Extract the data exactly, missing nothing.

== INPUT MATERIAL ==

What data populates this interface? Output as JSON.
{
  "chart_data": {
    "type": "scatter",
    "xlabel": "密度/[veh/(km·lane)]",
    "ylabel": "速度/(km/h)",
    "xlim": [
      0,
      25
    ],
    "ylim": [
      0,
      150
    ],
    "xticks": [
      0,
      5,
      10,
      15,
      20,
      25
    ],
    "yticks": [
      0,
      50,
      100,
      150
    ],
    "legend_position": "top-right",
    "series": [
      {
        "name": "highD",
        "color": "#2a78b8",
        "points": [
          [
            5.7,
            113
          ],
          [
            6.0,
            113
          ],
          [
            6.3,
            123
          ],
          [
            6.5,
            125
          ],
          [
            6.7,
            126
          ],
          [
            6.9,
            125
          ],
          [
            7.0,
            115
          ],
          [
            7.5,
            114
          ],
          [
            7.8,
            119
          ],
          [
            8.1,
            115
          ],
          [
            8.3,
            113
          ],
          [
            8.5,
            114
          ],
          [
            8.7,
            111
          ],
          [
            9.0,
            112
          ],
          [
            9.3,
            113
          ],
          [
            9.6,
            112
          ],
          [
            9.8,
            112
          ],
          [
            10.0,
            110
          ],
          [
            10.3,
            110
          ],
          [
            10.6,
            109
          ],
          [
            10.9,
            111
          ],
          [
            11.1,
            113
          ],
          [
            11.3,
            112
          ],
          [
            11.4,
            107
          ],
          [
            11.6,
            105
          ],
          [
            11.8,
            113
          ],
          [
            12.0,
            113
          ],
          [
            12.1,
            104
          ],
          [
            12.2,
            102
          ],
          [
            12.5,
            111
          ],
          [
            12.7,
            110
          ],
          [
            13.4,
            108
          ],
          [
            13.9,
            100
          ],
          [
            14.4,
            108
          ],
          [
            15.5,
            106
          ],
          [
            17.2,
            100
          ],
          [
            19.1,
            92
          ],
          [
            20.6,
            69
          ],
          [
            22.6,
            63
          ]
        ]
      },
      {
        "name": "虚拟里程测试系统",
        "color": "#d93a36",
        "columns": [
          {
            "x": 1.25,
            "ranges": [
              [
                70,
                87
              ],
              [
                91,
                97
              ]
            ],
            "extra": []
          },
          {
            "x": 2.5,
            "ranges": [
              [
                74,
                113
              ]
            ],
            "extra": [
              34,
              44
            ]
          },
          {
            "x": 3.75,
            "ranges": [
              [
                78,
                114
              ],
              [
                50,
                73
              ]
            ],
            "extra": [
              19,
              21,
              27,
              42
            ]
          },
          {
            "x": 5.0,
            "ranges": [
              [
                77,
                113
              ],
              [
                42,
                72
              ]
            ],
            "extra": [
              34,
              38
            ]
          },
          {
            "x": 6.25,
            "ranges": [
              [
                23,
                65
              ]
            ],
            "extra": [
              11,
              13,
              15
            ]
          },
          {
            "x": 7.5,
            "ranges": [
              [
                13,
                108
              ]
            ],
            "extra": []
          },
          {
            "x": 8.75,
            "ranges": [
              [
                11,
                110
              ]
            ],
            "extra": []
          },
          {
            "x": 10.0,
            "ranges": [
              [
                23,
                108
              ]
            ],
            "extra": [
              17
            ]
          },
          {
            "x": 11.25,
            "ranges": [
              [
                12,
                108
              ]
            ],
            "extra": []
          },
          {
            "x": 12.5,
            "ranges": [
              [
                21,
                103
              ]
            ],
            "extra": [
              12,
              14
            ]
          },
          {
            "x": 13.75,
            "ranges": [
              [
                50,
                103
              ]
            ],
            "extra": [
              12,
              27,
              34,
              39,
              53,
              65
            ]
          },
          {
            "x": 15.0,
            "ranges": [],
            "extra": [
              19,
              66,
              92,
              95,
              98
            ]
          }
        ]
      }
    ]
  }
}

===

● **COMPLETE ANSWER**
What data populates this interface? Output as JSON.
{
  "chart_data": {
    "type": "scatter",
    "xlabel": "密度/[veh/(km·lane)]",
    "ylabel": "速度/(km/h)",
    "xlim": [
      0,
      25
    ],
    "ylim": [
      0,
      150
    ],
    "xticks": [
      0,
      5,
      10,
      15,
      20,
      25
    ],
    "yticks": [
      0,
      50,
      100,
      150
    ],
    "legend_position": "top-right",
    "series": [
      {
        "name": "highD",
        "color": "#2a78b8",
        "points": [
          [
            5.7,
            113
          ],
          [
            6.0,
            113
          ],
          [
            6.3,
            123
          ],
          [
            6.5,
            125
          ],
          [
            6.7,
            126
          ],
          [
            6.9,
            125
          ],
          [
            7.0,
            115
          ],
          [
            7.5,
            114
          ],
          [
            7.8,
            119
          ],
          [
            8.1,
            115
          ],
          [
            8.3,
            113
          ],
          [
            8.5,
            114
          ],
          [
            8.7,
            111
          ],
          [
            9.0,
            112
          ],
          [
            9.3,
            113
          ],
          [
            9.6,
            112
          ],
          [
            9.8,
            112
          ],
          [
            10.0,
            110
          ],
          [
            10.3,
            110
          ],
          [
            10.6,
            109
          ],
          [
            10.9,
            111
          ],
          [
            11.1,
            113
          ],
          [
            11.3,
            112
          ],
          [
            11.4,
            107
          ],
          [
            11.6,
            105
          ],
          [
            11.8,
            113
          ],
          [
            12.0,
            113
          ],
          [
            12.1,
            104
          ],
          [
            12.2,
            102
          ],
          [
            12.5,
            111
          ],
          [
            12.7,
            110
          ],
          [
            13.4,
            108
          ],
          [
            13.9,
            100
          ],
          [
            14.4,
            108
          ],
          [
            15.5,
            106
          ],
          [
            17.2,
            100
          ],
          [
            19.1,
            92
          ],
          [
            20.6,
            69
          ],
          [
            22.6,
            63
          ]
        ]
      },
      {
        "name": "虚拟里程测试系统",
        "color": "#d93a36",
        "columns": [
          {
            "x": 1.25,
            "ranges": [
              [
                70,
                87
              ],
              [
                91,
                97
              ]
            ],
            "extra": []
          },
          {
            "x": 2.5,
            "ranges": [
              [
                74,
                113
              ]
            ],
            "extra": [
              34,
              44
            ]
          },
          {
            "x": 3.75,
            "ranges": [
              [
                78,
                114
              ],
              [
                50,
                73
              ]
            ],
            "extra": [
              19,
              21,
              27,
              42
            ]
          },
          {
            "x": 5.0,
            "ranges": [
              [
                77,
                113
              ],
              [
                42,
                72
              ]
            ],
            "extra": [
              34,
              38
            ]
          },
          {
            "x": 6.25,
            "ranges": [
              [
                23,
                65
              ]
            ],
            "extra": [
              11,
              13,
              15
            ]
          },
          {
            "x": 7.5,
            "ranges": [
              [
                13,
                108
              ]
            ],
            "extra": []
          },
          {
            "x": 8.75,
            "ranges": [
              [
                11,
                110
              ]
            ],
            "extra": []
          },
          {
            "x": 10.0,
            "ranges": [
              [
                23,
                108
              ]
            ],
            "extra": [
              17
            ]
          },
          {
            "x": 11.25,
            "ranges": [
              [
                12,
                108
              ]
            ],
            "extra": []
          },
          {
            "x": 12.5,
            "ranges": [
              [
                21,
                103
              ]
            ],
            "extra": [
              12,
              14
            ]
          },
          {
            "x": 13.75,
            "ranges": [
              [
                50,
                103
              ]
            ],
            "extra": [
              12,
              27,
              34,
              39,
              53,
              65
            ]
          },
          {
            "x": 15.0,
            "ranges": [],
            "extra": [
              19,
              66,
              92,
              95,
              98
            ]
          }
        ]
      }
    ]
  }
}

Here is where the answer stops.